Below are records to be output exactly, every one of them.

LISTED ENTRIES →
################

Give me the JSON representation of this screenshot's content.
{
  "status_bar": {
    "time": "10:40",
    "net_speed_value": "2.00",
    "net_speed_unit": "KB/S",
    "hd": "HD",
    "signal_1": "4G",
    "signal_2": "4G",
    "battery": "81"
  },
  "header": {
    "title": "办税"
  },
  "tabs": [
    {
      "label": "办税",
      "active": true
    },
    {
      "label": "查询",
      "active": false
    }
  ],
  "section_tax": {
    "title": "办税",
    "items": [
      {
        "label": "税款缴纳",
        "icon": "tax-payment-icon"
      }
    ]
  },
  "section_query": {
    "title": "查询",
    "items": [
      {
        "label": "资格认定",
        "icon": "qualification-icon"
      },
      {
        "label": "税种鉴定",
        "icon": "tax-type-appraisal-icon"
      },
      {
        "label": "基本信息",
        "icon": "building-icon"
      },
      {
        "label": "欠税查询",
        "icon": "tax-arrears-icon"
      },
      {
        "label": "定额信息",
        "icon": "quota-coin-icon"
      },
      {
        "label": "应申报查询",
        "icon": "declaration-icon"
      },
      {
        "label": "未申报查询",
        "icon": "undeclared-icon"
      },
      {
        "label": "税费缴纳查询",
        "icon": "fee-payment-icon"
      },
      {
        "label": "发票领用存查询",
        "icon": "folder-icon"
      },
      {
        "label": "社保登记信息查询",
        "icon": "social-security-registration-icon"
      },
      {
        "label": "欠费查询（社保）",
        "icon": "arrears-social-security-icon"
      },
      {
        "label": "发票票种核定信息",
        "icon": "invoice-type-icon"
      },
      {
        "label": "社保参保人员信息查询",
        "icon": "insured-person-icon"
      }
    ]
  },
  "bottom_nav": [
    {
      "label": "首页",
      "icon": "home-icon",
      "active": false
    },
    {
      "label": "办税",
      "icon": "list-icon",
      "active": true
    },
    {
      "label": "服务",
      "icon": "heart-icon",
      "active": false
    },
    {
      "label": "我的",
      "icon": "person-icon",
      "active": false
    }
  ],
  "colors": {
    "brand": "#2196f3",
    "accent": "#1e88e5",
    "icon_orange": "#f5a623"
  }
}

################

SOLUTION →
Give me the JSON representation of this screenshot's content.
{
  "status_bar": {
    "time": "10:40",
    "net_speed_value": "2.00",
    "net_speed_unit": "KB/S",
    "hd": "HD",
    "signal_1": "4G",
    "signal_2": "4G",
    "battery": "81"
  },
  "header": {
    "title": "办税"
  },
  "tabs": [
    {
      "label": "办税",
      "active": true
    },
    {
      "label": "查询",
      "active": false
    }
  ],
  "section_tax": {
    "title": "办税",
    "items": [
      {
        "label": "税款缴纳",
        "icon": "tax-payment-icon"
      }
    ]
  },
  "section_query": {
    "title": "查询",
    "items": [
      {
        "label": "资格认定",
        "icon": "qualification-icon"
      },
      {
        "label": "税种鉴定",
        "icon": "tax-type-appraisal-icon"
      },
      {
        "label": "基本信息",
        "icon": "building-icon"
      },
      {
        "label": "欠税查询",
        "icon": "tax-arrears-icon"
      },
      {
        "label": "定额信息",
        "icon": "quota-coin-icon"
      },
      {
        "label": "应申报查询",
        "icon": "declaration-icon"
      },
      {
        "label": "未申报查询",
        "icon": "undeclared-icon"
      },
      {
        "label": "税费缴纳查询",
        "icon": "fee-payment-icon"
      },
      {
        "label": "发票领用存查询",
        "icon": "folder-icon"
      },
      {
        "label": "社保登记信息查询",
        "icon": "social-security-registration-icon"
      },
      {
        "label": "欠费查询（社保）",
        "icon": "arrears-social-security-icon"
      },
      {
        "label": "发票票种核定信息",
        "icon": "invoice-type-icon"
      },
      {
        "label": "社保参保人员信息查询",
        "icon": "insured-person-icon"
      }
    ]
  },
  "bottom_nav": [
    {
      "label": "首页",
      "icon": "home-icon",
      "active": false
    },
    {
      "label": "办税",
      "icon": "list-icon",
      "active": true
    },
    {
      "label": "服务",
      "icon": "heart-icon",
      "active": false
    },
    {
      "label": "我的",
      "icon": "person-icon",
      "active": false
    }
  ],
  "colors": {
    "brand": "#2196f3",
    "accent": "#1e88e5",
    "icon_orange": "#f5a623"
  }
}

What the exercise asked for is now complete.